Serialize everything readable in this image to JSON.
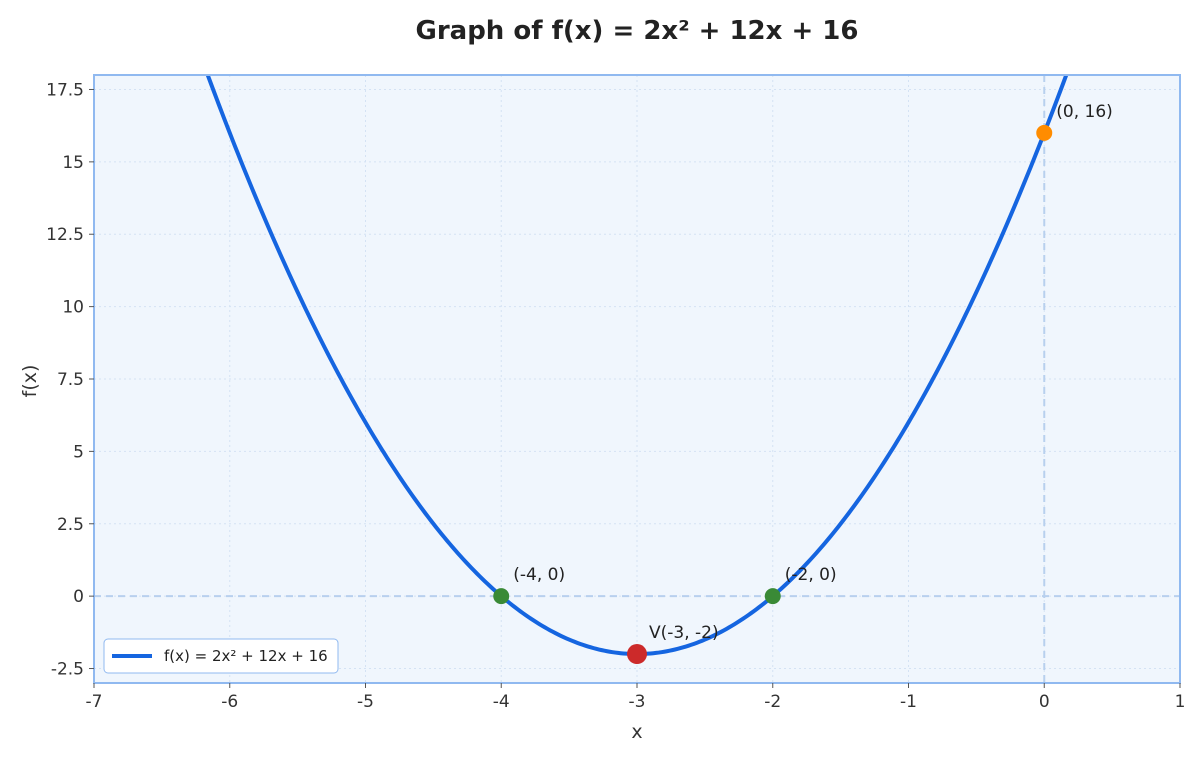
{
  "chart_data": {
    "type": "line",
    "title": "Graph of f(x) = 2x² + 12x + 16",
    "xlabel": "x",
    "ylabel": "f(x)",
    "xlim": [
      -7,
      1
    ],
    "ylim": [
      -3,
      18
    ],
    "x_ticks": [
      "-7",
      "-6",
      "-5",
      "-4",
      "-3",
      "-2",
      "-1",
      "0",
      "1"
    ],
    "y_ticks": [
      "-2.5",
      "0",
      "2.5",
      "5",
      "7.5",
      "10",
      "12.5",
      "15",
      "17.5"
    ],
    "grid": true,
    "legend_position": "lower-left",
    "series": [
      {
        "name": "f(x) = 2x² + 12x + 16",
        "function": {
          "a": 2,
          "b": 12,
          "c": 16
        },
        "x_range": [
          -7,
          1
        ],
        "color": "#1565e0"
      }
    ],
    "points": [
      {
        "x": -4,
        "y": 0,
        "label": "(-4, 0)",
        "color": "#3a8a36",
        "kind": "root"
      },
      {
        "x": -2,
        "y": 0,
        "label": "(-2, 0)",
        "color": "#3a8a36",
        "kind": "root"
      },
      {
        "x": -3,
        "y": -2,
        "label": "V(-3, -2)",
        "color": "#cc2a2a",
        "kind": "vertex"
      },
      {
        "x": 0,
        "y": 16,
        "label": "(0, 16)",
        "color": "#ff8c00",
        "kind": "y-intercept"
      }
    ],
    "reference_lines": [
      {
        "axis": "y",
        "value": 0
      },
      {
        "axis": "x",
        "value": 0
      }
    ],
    "colors": {
      "plot_background": "#f0f6fd",
      "frame": "#90b9f0",
      "grid": "#d4e2f4",
      "reference": "#b8d0ee"
    }
  }
}
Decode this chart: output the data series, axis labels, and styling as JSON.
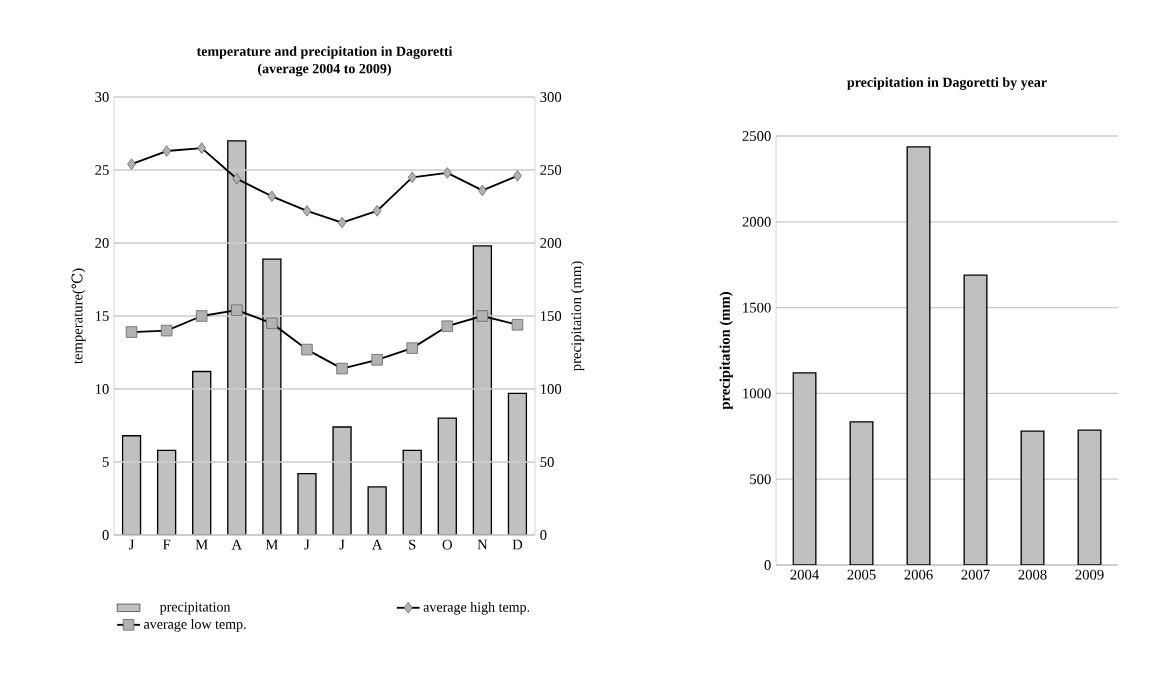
{
  "chart_data": [
    {
      "type": "bar",
      "title": "temperature and precipitation in Dagoretti",
      "subtitle": "(average 2004 to 2009)",
      "ylabel": "temperature(℃)",
      "y2label": "precipitation (mm)",
      "categories": [
        "J",
        "F",
        "M",
        "A",
        "M",
        "J",
        "J",
        "A",
        "S",
        "O",
        "N",
        "D"
      ],
      "series": [
        {
          "name": "precipitation",
          "type": "bar",
          "axis": "y2",
          "color": "#c0c0c0",
          "values": [
            68,
            58,
            112,
            270,
            189,
            42,
            74,
            33,
            58,
            80,
            198,
            97
          ]
        },
        {
          "name": "average high temp.",
          "type": "line",
          "color": "#000000",
          "marker": "diamond",
          "values": [
            25.4,
            26.3,
            26.5,
            24.4,
            23.2,
            22.2,
            21.4,
            22.2,
            24.5,
            24.8,
            23.6,
            24.6
          ]
        },
        {
          "name": "average low temp.",
          "type": "line",
          "color": "#000000",
          "marker": "square",
          "values": [
            13.9,
            14.0,
            15.0,
            15.4,
            14.5,
            12.7,
            11.4,
            12.0,
            12.8,
            14.3,
            15.0,
            14.4
          ]
        }
      ],
      "ylim": [
        0,
        30
      ],
      "yticks": [
        0,
        5,
        10,
        15,
        20,
        25,
        30
      ],
      "y2lim": [
        0,
        300
      ],
      "y2ticks": [
        0,
        50,
        100,
        150,
        200,
        250,
        300
      ],
      "grid": "y",
      "legend": "bottom"
    },
    {
      "type": "bar",
      "title": "precipitation in Dagoretti by year",
      "ylabel": "precipitation (mm)",
      "categories": [
        "2004",
        "2005",
        "2006",
        "2007",
        "2008",
        "2009"
      ],
      "values": [
        1120,
        834,
        2437,
        1689,
        780,
        786
      ],
      "color": "#c0c0c0",
      "ylim": [
        0,
        2500
      ],
      "yticks": [
        0,
        500,
        1000,
        1500,
        2000,
        2500
      ],
      "grid": "y"
    }
  ]
}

WORK TO BE COMPLETED - Go through the material line by line. Show each line that contains the string "temperature".

SOLVED EXERCISE -
      "title": "temperature and precipitation in Dagoretti",
      "ylabel": "temperature(℃)",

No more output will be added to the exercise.